§ **WHAT YOU ARE ASKED TO DO**
Could you print every record below exactly as it appears?
— start RECORDS SHOWN —
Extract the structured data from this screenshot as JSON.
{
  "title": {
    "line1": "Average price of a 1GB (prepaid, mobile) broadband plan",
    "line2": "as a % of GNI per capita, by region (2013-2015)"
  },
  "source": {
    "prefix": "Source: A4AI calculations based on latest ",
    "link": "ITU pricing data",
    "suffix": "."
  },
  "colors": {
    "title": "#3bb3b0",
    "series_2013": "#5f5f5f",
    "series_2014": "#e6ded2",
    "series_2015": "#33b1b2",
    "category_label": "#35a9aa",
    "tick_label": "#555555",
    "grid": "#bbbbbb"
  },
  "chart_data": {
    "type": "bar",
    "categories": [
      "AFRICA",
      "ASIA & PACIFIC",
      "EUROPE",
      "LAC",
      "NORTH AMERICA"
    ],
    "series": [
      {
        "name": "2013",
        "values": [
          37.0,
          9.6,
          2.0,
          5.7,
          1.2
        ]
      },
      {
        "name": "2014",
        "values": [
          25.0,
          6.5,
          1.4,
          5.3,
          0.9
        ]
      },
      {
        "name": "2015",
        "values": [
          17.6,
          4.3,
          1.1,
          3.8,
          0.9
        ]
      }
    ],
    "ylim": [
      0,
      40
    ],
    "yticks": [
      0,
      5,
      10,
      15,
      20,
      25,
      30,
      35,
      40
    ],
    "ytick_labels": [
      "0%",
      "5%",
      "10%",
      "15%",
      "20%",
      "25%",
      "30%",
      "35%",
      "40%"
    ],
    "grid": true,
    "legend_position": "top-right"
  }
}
— end RECORDS SHOWN —
§ **SOLUTION TO THIS PROBLEM**
Extract the structured data from this screenshot as JSON.
{
  "title": {
    "line1": "Average price of a 1GB (prepaid, mobile) broadband plan",
    "line2": "as a % of GNI per capita, by region (2013-2015)"
  },
  "source": {
    "prefix": "Source: A4AI calculations based on latest ",
    "link": "ITU pricing data",
    "suffix": "."
  },
  "colors": {
    "title": "#3bb3b0",
    "series_2013": "#5f5f5f",
    "series_2014": "#e6ded2",
    "series_2015": "#33b1b2",
    "category_label": "#35a9aa",
    "tick_label": "#555555",
    "grid": "#bbbbbb"
  },
  "chart_data": {
    "type": "bar",
    "categories": [
      "AFRICA",
      "ASIA & PACIFIC",
      "EUROPE",
      "LAC",
      "NORTH AMERICA"
    ],
    "series": [
      {
        "name": "2013",
        "values": [
          37.0,
          9.6,
          2.0,
          5.7,
          1.2
        ]
      },
      {
        "name": "2014",
        "values": [
          25.0,
          6.5,
          1.4,
          5.3,
          0.9
        ]
      },
      {
        "name": "2015",
        "values": [
          17.6,
          4.3,
          1.1,
          3.8,
          0.9
        ]
      }
    ],
    "ylim": [
      0,
      40
    ],
    "yticks": [
      0,
      5,
      10,
      15,
      20,
      25,
      30,
      35,
      40
    ],
    "ytick_labels": [
      "0%",
      "5%",
      "10%",
      "15%",
      "20%",
      "25%",
      "30%",
      "35%",
      "40%"
    ],
    "grid": true,
    "legend_position": "top-right"
  }
}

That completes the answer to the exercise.